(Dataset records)
● ● ● ● ● ● ●

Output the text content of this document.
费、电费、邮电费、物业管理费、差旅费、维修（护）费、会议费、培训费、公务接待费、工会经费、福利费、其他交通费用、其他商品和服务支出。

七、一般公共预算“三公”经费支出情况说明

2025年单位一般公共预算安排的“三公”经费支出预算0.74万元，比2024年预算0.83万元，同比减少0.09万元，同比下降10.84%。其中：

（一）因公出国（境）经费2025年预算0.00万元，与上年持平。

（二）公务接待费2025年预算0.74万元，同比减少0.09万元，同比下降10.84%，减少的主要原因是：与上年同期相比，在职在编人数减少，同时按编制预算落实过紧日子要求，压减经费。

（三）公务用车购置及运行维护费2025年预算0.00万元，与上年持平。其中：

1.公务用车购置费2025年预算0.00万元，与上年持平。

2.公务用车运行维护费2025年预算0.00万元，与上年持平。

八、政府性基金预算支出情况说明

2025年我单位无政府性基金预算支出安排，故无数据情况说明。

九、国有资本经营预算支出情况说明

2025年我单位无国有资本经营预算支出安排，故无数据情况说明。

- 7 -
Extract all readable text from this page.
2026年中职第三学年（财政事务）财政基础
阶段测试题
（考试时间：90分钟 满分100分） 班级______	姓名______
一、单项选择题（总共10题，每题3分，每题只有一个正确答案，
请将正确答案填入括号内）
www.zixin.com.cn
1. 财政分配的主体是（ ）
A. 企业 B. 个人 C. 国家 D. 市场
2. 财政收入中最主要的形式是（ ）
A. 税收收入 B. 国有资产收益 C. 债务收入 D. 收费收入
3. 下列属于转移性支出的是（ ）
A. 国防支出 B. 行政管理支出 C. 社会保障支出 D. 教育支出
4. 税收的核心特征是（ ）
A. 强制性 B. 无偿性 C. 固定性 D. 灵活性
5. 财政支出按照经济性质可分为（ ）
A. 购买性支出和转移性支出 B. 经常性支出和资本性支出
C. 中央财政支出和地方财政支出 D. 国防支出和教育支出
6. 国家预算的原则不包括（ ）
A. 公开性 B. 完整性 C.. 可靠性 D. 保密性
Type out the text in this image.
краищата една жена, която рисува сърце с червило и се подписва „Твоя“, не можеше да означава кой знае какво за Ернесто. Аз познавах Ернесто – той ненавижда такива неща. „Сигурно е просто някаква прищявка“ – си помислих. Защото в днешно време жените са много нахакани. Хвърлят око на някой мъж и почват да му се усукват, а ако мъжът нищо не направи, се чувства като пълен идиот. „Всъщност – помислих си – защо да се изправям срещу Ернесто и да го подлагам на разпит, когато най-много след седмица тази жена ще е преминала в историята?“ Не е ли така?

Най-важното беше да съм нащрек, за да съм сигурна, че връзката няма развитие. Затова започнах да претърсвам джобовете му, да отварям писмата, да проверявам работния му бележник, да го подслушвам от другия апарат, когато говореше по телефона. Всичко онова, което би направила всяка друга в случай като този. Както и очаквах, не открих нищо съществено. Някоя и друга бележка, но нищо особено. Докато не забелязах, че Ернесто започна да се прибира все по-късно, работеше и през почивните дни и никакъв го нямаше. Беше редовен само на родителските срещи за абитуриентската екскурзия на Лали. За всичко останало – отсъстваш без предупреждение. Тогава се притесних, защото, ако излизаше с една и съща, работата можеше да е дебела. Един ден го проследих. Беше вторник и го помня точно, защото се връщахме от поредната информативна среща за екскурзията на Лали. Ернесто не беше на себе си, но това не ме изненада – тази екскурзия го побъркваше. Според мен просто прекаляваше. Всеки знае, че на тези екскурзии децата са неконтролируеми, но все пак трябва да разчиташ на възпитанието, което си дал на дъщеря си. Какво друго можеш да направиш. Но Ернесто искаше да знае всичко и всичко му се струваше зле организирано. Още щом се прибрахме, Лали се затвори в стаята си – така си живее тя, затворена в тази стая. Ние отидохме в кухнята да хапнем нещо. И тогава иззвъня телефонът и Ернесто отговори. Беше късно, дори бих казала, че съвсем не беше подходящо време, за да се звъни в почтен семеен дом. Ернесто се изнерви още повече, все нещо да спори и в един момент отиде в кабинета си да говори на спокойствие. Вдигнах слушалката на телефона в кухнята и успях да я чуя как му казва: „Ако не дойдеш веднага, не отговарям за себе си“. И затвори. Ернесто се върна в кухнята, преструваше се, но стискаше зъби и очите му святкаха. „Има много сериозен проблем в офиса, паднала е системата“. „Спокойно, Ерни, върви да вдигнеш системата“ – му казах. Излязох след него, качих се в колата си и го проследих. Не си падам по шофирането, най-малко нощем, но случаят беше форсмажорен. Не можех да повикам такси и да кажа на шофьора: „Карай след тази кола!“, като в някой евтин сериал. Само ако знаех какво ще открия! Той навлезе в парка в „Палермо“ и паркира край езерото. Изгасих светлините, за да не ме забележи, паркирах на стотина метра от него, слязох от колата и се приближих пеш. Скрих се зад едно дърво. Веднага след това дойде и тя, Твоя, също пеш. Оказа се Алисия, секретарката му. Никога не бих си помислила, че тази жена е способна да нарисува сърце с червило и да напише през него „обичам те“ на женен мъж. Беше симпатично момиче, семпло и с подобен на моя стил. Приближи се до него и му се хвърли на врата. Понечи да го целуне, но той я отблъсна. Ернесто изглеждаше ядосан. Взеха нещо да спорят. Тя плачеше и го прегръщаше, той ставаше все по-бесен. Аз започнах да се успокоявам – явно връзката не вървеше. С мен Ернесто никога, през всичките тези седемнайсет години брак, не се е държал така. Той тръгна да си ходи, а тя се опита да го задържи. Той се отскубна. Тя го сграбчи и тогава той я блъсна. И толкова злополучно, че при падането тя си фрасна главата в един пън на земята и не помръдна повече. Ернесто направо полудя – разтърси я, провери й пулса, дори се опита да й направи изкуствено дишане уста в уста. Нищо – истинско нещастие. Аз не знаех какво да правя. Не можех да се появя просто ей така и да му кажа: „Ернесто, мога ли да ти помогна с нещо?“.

● ● ● ● ● ● ●

**Brief**. Print all the data exactly.

**Answer to the exercise**.
Output the text content of this document.
费、电费、邮电费、物业管理费、差旅费、维修（护）费、会议费、培训费、公务接待费、工会经费、福利费、其他交通费用、其他商品和服务支出。

七、一般公共预算“三公”经费支出情况说明

2025年单位一般公共预算安排的“三公”经费支出预算0.74万元，比2024年预算0.83万元，同比减少0.09万元，同比下降10.84%。其中：

（一）因公出国（境）经费2025年预算0.00万元，与上年持平。

（二）公务接待费2025年预算0.74万元，同比减少0.09万元，同比下降10.84%，减少的主要原因是：与上年同期相比，在职在编人数减少，同时按编制预算落实过紧日子要求，压减经费。

（三）公务用车购置及运行维护费2025年预算0.00万元，与上年持平。其中：

1.公务用车购置费2025年预算0.00万元，与上年持平。

2.公务用车运行维护费2025年预算0.00万元，与上年持平。

八、政府性基金预算支出情况说明

2025年我单位无政府性基金预算支出安排，故无数据情况说明。

九、国有资本经营预算支出情况说明

2025年我单位无国有资本经营预算支出安排，故无数据情况说明。

- 7 -
Extract all readable text from this page.
2026年中职第三学年（财政事务）财政基础
阶段测试题
（考试时间：90分钟 满分100分） 班级______	姓名______
一、单项选择题（总共10题，每题3分，每题只有一个正确答案，
请将正确答案填入括号内）
www.zixin.com.cn
1. 财政分配的主体是（ ）
A. 企业 B. 个人 C. 国家 D. 市场
2. 财政收入中最主要的形式是（ ）
A. 税收收入 B. 国有资产收益 C. 债务收入 D. 收费收入
3. 下列属于转移性支出的是（ ）
A. 国防支出 B. 行政管理支出 C. 社会保障支出 D. 教育支出
4. 税收的核心特征是（ ）
A. 强制性 B. 无偿性 C. 固定性 D. 灵活性
5. 财政支出按照经济性质可分为（ ）
A. 购买性支出和转移性支出 B. 经常性支出和资本性支出
C. 中央财政支出和地方财政支出 D. 国防支出和教育支出
6. 国家预算的原则不包括（ ）
A. 公开性 B. 完整性 C.. 可靠性 D. 保密性
Type out the text in this image.
краищата една жена, която рисува сърце с червило и се подписва „Твоя“, не можеше да означава кой знае какво за Ернесто. Аз познавах Ернесто – той ненавижда такива неща. „Сигурно е просто някаква прищявка“ – си помислих. Защото в днешно време жените са много нахакани. Хвърлят око на някой мъж и почват да му се усукват, а ако мъжът нищо не направи, се чувства като пълен идиот. „Всъщност – помислих си – защо да се изправям срещу Ернесто и да го подлагам на разпит, когато най-много след седмица тази жена ще е преминала в историята?“ Не е ли така?

Най-важното беше да съм нащрек, за да съм сигурна, че връзката няма развитие. Затова започнах да претърсвам джобовете му, да отварям писмата, да проверявам работния му бележник, да го подслушвам от другия апарат, когато говореше по телефона. Всичко онова, което би направила всяка друга в случай като този. Както и очаквах, не открих нищо съществено. Някоя и друга бележка, но нищо особено. Докато не забелязах, че Ернесто започна да се прибира все по-късно, работеше и през почивните дни и никакъв го нямаше. Беше редовен само на родителските срещи за абитуриентската екскурзия на Лали. За всичко останало – отсъстваш без предупреждение. Тогава се притесних, защото, ако излизаше с една и съща, работата можеше да е дебела. Един ден го проследих. Беше вторник и го помня точно, защото се връщахме от поредната информативна среща за екскурзията на Лали. Ернесто не беше на себе си, но това не ме изненада – тази екскурзия го побъркваше. Според мен просто прекаляваше. Всеки знае, че на тези екскурзии децата са неконтролируеми, но все пак трябва да разчиташ на възпитанието, което си дал на дъщеря си. Какво друго можеш да направиш. Но Ернесто искаше да знае всичко и всичко му се струваше зле организирано. Още щом се прибрахме, Лали се затвори в стаята си – така си живее тя, затворена в тази стая. Ние отидохме в кухнята да хапнем нещо. И тогава иззвъня телефонът и Ернесто отговори. Беше късно, дори бих казала, че съвсем не беше подходящо време, за да се звъни в почтен семеен дом. Ернесто се изнерви още повече, все нещо да спори и в един момент отиде в кабинета си да говори на спокойствие. Вдигнах слушалката на телефона в кухнята и успях да я чуя как му казва: „Ако не дойдеш веднага, не отговарям за себе си“. И затвори. Ернесто се върна в кухнята, преструваше се, но стискаше зъби и очите му святкаха. „Има много сериозен проблем в офиса, паднала е системата“. „Спокойно, Ерни, върви да вдигнеш системата“ – му казах. Излязох след него, качих се в колата си и го проследих. Не си падам по шофирането, най-малко нощем, но случаят беше форсмажорен. Не можех да повикам такси и да кажа на шофьора: „Карай след тази кола!“, като в някой евтин сериал. Само ако знаех какво ще открия! Той навлезе в парка в „Палермо“ и паркира край езерото. Изгасих светлините, за да не ме забележи, паркирах на стотина метра от него, слязох от колата и се приближих пеш. Скрих се зад едно дърво. Веднага след това дойде и тя, Твоя, също пеш. Оказа се Алисия, секретарката му. Никога не бих си помислила, че тази жена е способна да нарисува сърце с червило и да напише през него „обичам те“ на женен мъж. Беше симпатично момиче, семпло и с подобен на моя стил. Приближи се до него и му се хвърли на врата. Понечи да го целуне, но той я отблъсна. Ернесто изглеждаше ядосан. Взеха нещо да спорят. Тя плачеше и го прегръщаше, той ставаше все по-бесен. Аз започнах да се успокоявам – явно връзката не вървеше. С мен Ернесто никога, през всичките тези седемнайсет години брак, не се е държал така. Той тръгна да си ходи, а тя се опита да го задържи. Той се отскубна. Тя го сграбчи и тогава той я блъсна. И толкова злополучно, че при падането тя си фрасна главата в един пън на земята и не помръдна повече. Ернесто направо полудя – разтърси я, провери й пулса, дори се опита да й направи изкуствено дишане уста в уста. Нищо – истинско нещастие. Аз не знаех какво да правя. Не можех да се появя просто ей така и да му кажа: „Ернесто, мога ли да ти помогна с нещо?“.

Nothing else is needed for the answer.